** YOUR TASK **
Reproduce verbatim the lines of the source records from the first line through the line containing "output each element", both included.

Source records
────────────────────────────────────────

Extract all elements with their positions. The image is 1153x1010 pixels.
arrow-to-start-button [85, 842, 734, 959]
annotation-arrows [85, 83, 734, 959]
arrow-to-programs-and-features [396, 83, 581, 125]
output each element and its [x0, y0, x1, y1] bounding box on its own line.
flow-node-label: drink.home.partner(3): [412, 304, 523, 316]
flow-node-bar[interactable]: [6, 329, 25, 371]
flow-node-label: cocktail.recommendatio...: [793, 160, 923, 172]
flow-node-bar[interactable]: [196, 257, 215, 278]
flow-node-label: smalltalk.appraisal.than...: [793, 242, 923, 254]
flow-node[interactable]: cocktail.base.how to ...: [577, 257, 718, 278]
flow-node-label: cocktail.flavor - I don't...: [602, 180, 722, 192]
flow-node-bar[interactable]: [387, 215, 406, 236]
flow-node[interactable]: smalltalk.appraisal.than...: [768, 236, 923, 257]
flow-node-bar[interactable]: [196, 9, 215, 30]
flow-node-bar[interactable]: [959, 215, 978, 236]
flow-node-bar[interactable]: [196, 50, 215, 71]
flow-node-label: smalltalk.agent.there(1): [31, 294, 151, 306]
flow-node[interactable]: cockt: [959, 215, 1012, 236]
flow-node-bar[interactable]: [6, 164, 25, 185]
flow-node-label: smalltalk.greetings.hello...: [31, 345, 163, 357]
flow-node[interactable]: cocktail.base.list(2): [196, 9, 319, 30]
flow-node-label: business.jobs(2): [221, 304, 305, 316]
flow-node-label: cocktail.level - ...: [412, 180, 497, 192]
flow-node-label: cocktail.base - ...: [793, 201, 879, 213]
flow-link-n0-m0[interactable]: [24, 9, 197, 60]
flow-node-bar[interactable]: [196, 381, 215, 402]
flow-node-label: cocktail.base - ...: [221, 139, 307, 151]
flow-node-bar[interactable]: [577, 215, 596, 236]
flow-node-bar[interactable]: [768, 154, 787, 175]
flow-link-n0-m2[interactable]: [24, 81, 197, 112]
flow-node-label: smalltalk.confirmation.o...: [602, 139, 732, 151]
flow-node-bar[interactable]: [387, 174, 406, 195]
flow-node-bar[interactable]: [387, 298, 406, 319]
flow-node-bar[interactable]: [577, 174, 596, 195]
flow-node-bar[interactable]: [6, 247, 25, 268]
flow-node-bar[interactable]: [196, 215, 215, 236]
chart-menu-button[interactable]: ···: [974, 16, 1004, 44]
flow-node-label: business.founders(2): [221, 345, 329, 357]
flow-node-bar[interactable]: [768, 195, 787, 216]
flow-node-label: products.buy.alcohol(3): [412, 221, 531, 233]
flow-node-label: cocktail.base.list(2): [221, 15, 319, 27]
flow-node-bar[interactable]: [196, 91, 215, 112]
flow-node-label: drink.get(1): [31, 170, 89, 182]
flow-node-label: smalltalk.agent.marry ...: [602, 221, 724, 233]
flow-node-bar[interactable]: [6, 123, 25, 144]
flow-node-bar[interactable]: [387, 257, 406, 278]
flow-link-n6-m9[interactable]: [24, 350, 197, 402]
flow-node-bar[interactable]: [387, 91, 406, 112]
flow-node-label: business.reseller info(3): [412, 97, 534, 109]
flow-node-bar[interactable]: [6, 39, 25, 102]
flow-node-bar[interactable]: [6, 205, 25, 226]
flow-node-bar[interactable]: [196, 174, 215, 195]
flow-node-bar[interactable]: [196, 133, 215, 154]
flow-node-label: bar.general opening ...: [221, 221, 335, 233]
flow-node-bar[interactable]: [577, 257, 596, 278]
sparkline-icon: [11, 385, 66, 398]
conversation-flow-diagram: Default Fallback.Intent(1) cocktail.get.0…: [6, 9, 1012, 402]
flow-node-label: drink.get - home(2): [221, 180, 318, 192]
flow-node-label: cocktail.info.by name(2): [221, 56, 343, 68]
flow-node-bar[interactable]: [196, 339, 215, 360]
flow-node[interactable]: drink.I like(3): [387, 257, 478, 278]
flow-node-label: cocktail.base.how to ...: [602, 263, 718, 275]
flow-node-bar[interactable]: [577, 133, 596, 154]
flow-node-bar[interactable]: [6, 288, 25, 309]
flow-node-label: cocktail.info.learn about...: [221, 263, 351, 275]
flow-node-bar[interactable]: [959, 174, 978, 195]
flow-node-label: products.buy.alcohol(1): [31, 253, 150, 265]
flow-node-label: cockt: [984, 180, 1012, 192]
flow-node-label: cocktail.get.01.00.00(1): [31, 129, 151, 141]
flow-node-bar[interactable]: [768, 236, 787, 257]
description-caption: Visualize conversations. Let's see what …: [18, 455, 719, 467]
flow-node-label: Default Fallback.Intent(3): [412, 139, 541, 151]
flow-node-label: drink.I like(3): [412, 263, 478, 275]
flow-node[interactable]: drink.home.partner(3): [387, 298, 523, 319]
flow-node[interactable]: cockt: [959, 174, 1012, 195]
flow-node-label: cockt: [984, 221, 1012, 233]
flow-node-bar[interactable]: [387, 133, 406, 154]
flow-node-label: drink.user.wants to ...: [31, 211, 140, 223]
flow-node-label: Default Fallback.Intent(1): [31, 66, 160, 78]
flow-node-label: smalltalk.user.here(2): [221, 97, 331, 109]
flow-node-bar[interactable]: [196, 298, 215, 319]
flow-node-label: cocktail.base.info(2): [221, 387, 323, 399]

────────────────────────────────────────

** WORKED SOLUTION **
Extract all elements with their positions. The image is 1153x1010 pixels.
arrow-to-start-button [85, 842, 734, 959]
annotation-arrows [85, 83, 734, 959]
arrow-to-programs-and-features [396, 83, 581, 125]
output each element and its [x0, y0, x1, y1] bounding box on its own line.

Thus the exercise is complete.